REQUEST: Track down every line below that holds "SRMTID" and copy it.

[A run of records]
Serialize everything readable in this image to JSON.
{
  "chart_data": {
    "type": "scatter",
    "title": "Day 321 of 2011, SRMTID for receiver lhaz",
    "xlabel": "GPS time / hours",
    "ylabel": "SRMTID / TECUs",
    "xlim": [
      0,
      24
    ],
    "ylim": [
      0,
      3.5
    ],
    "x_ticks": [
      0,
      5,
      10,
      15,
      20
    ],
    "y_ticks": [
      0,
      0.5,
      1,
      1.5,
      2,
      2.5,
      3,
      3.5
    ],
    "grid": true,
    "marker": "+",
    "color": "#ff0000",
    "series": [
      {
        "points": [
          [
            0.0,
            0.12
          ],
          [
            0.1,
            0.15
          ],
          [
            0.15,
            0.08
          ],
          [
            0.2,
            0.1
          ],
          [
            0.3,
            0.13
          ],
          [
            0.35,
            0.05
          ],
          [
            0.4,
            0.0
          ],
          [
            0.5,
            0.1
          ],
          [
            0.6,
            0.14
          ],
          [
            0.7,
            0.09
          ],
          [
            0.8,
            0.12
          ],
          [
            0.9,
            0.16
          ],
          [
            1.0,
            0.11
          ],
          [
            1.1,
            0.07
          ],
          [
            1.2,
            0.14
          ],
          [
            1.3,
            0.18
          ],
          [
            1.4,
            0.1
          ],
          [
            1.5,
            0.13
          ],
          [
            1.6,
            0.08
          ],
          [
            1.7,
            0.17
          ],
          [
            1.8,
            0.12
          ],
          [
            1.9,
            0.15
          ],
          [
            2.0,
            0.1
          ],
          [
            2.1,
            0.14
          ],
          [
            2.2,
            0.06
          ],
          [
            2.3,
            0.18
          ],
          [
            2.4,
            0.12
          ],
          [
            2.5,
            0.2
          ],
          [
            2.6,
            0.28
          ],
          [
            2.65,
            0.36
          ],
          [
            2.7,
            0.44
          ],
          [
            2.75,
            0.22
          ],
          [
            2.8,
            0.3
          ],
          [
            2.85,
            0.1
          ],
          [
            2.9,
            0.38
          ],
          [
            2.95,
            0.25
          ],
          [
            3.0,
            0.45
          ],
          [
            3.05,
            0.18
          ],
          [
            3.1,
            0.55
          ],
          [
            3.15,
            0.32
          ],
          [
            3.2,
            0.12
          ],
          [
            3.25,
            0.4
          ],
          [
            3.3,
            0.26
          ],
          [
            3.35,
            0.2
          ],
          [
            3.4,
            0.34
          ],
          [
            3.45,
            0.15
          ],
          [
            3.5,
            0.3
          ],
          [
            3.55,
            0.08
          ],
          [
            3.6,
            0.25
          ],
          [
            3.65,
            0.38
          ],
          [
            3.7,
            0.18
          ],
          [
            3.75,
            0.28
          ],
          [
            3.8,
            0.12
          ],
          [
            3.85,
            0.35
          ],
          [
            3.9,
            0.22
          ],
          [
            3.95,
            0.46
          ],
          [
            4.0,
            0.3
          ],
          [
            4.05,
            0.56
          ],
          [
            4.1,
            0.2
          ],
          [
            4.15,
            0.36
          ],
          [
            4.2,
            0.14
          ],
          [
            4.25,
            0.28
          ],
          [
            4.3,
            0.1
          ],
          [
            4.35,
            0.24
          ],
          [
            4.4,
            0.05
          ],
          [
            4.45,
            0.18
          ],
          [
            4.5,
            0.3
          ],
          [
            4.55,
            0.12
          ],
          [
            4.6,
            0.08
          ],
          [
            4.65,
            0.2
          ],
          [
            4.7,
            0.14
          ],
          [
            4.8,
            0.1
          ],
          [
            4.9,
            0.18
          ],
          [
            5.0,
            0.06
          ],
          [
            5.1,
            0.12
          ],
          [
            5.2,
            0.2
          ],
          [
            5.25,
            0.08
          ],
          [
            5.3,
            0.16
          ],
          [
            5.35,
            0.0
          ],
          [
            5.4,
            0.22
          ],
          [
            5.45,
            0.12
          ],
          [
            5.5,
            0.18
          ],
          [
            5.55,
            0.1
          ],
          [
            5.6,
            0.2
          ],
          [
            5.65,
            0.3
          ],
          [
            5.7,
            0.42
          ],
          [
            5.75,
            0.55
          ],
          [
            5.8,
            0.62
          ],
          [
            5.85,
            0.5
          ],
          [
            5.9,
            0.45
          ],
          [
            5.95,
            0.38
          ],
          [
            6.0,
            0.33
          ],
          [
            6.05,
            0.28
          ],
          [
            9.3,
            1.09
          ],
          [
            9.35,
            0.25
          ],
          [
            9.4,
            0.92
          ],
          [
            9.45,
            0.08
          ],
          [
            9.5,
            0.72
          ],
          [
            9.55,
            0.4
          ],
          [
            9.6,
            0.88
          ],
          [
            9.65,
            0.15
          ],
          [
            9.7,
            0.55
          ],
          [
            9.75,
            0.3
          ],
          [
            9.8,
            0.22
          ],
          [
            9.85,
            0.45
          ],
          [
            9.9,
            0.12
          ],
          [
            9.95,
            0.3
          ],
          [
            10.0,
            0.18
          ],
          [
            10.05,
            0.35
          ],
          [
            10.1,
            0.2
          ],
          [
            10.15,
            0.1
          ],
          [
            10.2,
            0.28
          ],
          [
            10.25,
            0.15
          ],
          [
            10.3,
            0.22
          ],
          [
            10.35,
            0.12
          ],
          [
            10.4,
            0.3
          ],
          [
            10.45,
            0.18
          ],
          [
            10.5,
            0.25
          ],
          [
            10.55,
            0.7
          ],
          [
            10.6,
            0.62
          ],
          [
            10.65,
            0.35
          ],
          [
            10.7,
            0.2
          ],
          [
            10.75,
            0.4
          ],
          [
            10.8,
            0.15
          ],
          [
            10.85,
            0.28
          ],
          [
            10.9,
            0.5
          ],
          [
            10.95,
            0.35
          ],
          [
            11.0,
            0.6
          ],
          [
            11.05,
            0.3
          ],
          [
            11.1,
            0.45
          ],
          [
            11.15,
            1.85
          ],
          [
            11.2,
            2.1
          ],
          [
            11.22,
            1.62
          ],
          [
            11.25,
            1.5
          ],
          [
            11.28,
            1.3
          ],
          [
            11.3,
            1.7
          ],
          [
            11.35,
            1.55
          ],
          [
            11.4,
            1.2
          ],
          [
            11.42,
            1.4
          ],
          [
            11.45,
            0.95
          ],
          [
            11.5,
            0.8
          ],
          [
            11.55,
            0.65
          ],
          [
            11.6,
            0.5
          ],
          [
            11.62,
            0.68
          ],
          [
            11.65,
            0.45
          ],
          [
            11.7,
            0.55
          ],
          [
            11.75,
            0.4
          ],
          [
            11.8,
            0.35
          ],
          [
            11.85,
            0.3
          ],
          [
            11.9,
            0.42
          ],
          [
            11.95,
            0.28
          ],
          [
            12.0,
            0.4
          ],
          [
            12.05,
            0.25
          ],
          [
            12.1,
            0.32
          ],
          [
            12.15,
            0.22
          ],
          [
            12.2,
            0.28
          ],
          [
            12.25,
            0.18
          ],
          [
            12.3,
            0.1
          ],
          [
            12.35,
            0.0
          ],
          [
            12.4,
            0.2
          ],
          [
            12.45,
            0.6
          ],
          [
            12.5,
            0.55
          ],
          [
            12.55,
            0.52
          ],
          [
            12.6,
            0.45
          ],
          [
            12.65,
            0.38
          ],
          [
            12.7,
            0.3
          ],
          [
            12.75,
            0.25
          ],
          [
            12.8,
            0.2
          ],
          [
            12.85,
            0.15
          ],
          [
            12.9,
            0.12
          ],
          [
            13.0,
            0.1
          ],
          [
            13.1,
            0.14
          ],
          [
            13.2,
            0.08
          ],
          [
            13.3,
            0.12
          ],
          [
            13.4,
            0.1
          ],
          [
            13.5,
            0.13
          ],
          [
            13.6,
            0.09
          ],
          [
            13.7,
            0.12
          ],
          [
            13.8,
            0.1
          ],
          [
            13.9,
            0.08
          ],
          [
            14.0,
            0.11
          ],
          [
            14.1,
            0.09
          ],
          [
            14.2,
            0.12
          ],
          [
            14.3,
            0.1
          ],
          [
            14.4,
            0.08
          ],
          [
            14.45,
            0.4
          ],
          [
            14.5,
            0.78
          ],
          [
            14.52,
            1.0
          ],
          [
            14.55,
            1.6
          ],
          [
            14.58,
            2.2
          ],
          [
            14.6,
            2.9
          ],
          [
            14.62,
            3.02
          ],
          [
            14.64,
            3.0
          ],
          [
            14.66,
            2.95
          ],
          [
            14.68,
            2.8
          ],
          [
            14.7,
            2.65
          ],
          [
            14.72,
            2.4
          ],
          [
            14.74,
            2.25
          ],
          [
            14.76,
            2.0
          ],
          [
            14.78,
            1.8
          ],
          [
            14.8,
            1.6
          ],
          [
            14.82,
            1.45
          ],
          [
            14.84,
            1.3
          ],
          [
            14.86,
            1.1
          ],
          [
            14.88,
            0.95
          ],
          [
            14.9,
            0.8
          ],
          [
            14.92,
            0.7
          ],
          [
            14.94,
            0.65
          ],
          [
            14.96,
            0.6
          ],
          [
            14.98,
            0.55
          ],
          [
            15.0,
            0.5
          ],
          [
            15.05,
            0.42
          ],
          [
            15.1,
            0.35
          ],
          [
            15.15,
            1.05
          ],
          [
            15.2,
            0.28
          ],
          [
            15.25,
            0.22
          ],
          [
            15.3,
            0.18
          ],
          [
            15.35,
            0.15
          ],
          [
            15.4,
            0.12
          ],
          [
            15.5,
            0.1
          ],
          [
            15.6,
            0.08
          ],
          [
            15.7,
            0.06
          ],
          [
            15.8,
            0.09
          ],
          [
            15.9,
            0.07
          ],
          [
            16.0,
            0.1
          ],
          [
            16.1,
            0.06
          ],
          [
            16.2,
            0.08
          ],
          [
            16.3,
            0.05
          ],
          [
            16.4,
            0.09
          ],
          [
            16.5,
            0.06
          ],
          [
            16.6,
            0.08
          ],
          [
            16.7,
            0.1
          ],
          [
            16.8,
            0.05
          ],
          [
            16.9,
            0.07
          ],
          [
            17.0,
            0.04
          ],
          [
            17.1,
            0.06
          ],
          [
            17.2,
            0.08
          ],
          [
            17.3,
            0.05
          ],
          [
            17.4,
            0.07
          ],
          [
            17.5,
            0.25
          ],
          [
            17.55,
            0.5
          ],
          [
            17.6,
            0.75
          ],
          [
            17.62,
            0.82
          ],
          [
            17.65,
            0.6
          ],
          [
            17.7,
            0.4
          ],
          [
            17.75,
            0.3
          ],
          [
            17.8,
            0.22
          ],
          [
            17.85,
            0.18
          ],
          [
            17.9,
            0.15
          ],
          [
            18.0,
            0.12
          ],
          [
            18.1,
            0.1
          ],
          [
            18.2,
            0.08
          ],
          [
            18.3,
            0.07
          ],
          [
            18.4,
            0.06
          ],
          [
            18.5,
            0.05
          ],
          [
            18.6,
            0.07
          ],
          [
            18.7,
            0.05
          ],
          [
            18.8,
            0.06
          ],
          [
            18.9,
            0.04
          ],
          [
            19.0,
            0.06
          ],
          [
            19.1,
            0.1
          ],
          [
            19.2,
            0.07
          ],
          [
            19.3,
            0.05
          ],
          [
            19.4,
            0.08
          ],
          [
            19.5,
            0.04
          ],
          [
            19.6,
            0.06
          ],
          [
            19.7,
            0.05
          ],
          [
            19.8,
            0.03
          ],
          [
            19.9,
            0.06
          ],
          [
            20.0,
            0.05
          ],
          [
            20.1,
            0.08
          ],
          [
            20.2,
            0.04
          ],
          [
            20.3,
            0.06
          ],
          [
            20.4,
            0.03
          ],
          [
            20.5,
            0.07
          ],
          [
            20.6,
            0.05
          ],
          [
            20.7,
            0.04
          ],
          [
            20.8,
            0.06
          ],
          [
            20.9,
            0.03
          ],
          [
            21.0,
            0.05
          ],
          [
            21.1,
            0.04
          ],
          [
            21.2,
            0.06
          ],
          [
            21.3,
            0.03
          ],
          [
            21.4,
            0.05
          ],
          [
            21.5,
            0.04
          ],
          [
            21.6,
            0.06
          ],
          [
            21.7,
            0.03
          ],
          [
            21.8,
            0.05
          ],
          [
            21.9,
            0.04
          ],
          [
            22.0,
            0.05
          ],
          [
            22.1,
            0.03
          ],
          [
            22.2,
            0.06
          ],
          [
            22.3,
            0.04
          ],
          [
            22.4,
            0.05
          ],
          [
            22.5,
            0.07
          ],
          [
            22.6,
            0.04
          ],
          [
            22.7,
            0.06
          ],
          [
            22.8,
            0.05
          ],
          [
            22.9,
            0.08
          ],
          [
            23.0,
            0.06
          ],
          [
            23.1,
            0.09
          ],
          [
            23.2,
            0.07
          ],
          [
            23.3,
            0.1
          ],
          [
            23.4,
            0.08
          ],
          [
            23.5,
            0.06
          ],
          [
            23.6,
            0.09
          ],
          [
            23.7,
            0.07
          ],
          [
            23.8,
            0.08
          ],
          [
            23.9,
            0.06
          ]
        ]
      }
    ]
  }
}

CORRECT OUTPUT:
    "title": "Day 321 of 2011, SRMTID for receiver lhaz",
    "ylabel": "SRMTID / TECUs",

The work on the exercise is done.